>> begin Input data

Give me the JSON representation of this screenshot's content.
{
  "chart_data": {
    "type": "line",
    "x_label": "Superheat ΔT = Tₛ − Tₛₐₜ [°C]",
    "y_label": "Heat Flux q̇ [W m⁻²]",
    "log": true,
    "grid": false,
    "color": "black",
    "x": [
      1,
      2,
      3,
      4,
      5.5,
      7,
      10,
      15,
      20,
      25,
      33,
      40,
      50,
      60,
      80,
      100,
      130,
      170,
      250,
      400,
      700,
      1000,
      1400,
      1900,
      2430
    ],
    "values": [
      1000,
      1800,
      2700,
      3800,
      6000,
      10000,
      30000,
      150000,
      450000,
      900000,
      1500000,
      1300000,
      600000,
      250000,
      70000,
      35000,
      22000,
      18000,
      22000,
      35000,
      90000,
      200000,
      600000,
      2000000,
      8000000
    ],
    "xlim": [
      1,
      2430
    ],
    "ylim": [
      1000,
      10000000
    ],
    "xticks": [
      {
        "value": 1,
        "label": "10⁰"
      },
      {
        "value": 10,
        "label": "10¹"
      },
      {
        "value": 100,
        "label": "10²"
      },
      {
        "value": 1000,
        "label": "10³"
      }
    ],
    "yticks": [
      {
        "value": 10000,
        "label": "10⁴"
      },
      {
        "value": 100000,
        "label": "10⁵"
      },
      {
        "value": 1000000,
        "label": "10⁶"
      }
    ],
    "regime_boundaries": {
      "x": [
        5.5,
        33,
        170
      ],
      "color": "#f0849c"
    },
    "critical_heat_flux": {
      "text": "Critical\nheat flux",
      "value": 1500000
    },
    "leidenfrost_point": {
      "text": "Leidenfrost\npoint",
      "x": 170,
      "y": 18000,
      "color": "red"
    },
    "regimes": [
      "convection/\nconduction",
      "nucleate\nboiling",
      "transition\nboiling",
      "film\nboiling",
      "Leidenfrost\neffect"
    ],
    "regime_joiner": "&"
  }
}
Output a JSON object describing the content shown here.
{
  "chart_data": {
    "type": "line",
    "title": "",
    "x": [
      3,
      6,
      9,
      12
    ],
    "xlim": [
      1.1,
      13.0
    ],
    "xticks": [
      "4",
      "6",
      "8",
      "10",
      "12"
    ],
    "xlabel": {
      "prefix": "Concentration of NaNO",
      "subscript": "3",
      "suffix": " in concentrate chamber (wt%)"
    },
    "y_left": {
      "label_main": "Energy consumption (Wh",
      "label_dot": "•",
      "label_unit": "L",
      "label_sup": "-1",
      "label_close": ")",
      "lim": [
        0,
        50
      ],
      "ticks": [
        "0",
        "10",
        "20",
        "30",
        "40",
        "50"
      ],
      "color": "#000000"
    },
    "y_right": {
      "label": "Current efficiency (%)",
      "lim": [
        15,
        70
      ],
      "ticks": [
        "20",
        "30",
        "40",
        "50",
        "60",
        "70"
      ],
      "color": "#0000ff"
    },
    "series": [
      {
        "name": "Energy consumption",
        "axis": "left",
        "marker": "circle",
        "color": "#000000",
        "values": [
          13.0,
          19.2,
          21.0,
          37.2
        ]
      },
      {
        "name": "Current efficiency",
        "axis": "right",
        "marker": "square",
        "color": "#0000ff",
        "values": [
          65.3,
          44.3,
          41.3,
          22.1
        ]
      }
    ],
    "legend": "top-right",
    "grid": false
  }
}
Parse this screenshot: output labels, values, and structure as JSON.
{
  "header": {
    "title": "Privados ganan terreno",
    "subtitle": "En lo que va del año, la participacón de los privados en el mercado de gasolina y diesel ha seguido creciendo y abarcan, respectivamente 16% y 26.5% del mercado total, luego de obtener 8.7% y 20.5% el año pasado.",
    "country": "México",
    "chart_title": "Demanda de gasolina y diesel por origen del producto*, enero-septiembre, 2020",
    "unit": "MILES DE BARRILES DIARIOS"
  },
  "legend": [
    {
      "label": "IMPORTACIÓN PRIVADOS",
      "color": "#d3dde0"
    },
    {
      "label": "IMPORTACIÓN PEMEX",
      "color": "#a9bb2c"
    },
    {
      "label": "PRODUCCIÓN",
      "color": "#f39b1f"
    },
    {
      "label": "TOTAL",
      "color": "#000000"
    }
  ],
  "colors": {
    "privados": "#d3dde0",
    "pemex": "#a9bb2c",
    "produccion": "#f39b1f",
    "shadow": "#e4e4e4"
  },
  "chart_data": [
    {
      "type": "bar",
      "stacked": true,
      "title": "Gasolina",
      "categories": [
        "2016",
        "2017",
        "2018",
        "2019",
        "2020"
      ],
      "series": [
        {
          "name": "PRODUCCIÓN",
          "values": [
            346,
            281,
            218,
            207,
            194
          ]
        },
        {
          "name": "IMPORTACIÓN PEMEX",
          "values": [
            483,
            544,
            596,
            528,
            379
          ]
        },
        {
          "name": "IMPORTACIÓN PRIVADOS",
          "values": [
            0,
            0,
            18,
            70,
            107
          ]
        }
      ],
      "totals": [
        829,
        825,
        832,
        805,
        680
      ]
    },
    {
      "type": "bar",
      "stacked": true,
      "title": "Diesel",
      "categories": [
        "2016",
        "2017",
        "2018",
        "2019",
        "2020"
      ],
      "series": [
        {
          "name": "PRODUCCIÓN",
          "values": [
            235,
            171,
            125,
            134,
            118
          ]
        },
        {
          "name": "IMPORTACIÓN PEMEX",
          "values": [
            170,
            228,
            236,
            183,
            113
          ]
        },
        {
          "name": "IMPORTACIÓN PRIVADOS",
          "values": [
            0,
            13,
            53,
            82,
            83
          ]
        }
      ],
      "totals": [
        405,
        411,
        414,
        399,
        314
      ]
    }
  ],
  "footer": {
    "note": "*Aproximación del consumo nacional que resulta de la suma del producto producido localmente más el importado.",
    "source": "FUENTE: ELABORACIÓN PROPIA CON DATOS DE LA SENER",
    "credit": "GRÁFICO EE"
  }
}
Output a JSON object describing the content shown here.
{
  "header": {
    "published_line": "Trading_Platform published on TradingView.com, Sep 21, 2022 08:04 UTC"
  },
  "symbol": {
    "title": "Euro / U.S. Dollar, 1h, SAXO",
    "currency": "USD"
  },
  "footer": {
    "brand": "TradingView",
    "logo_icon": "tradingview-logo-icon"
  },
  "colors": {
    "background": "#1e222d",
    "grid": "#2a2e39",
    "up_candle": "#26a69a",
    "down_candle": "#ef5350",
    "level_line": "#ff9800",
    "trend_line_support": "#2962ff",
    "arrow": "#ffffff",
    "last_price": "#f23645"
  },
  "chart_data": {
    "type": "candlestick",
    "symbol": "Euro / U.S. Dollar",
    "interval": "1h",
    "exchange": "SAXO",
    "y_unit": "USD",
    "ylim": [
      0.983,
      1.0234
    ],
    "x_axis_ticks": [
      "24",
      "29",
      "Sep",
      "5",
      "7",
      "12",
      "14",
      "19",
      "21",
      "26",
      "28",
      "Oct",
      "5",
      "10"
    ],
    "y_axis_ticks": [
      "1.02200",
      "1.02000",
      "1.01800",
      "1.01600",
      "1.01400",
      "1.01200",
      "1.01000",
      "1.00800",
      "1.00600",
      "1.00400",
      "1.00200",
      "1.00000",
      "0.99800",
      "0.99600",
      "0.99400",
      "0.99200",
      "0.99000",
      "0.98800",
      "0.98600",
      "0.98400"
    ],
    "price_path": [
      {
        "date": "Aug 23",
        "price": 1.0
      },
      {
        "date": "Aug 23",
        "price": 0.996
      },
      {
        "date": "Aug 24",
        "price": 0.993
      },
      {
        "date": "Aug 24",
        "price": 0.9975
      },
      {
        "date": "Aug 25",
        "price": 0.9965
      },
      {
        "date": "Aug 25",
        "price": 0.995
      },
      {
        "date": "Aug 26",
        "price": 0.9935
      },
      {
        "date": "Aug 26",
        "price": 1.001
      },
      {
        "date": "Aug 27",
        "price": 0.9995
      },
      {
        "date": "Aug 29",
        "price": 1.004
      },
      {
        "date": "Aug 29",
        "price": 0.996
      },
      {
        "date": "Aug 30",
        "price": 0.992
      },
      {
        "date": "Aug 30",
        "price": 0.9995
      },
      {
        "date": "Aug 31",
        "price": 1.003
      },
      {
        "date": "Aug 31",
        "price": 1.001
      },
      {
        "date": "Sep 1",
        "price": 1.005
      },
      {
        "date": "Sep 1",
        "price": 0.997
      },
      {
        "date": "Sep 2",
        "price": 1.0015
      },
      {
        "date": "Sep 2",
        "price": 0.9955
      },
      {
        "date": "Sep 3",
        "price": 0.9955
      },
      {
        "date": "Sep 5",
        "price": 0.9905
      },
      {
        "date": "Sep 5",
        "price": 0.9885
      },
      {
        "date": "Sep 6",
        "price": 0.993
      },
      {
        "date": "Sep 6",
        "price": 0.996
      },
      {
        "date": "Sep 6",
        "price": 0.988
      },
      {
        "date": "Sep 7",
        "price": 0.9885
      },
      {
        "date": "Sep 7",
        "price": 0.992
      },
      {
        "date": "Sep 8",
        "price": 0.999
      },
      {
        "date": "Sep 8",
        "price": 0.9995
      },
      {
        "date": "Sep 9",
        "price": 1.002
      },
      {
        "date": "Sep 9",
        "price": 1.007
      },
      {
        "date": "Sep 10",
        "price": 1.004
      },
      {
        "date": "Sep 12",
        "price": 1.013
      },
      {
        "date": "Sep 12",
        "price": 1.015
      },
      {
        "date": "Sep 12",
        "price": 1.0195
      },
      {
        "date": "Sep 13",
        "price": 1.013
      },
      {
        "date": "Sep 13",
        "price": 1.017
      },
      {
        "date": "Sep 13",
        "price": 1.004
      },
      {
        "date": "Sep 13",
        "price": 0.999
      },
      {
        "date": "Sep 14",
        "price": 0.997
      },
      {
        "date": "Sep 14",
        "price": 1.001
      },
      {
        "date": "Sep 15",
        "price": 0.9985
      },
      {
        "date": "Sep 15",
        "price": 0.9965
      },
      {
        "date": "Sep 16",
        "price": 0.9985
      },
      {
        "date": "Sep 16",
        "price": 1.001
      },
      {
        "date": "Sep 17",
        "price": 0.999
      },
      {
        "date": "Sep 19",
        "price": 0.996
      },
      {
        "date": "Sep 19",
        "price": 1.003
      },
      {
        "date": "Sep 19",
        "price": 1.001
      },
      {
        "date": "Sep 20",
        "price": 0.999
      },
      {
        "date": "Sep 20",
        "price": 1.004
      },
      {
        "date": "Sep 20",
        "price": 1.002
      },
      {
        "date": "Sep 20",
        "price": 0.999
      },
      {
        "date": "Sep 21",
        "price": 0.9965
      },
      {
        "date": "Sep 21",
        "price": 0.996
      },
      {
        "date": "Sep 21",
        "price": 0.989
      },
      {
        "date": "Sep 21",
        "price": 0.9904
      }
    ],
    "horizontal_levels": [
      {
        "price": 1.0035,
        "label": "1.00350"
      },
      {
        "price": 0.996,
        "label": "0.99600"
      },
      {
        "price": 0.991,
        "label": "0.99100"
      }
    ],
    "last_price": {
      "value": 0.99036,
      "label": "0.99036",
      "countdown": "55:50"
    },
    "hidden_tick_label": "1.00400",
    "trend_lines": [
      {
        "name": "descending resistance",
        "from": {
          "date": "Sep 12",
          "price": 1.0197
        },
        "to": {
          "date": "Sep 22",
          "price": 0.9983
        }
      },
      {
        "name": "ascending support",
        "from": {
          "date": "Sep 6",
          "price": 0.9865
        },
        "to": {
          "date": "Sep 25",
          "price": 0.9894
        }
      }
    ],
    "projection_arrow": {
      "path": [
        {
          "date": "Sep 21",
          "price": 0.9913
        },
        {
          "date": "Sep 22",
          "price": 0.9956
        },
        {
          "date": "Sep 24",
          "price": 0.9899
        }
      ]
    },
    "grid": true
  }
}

>> end Input data

__Exercise directions__: Using the data above, say how many lines include "Dollar". No other reply is needed.

__Finished task__: 2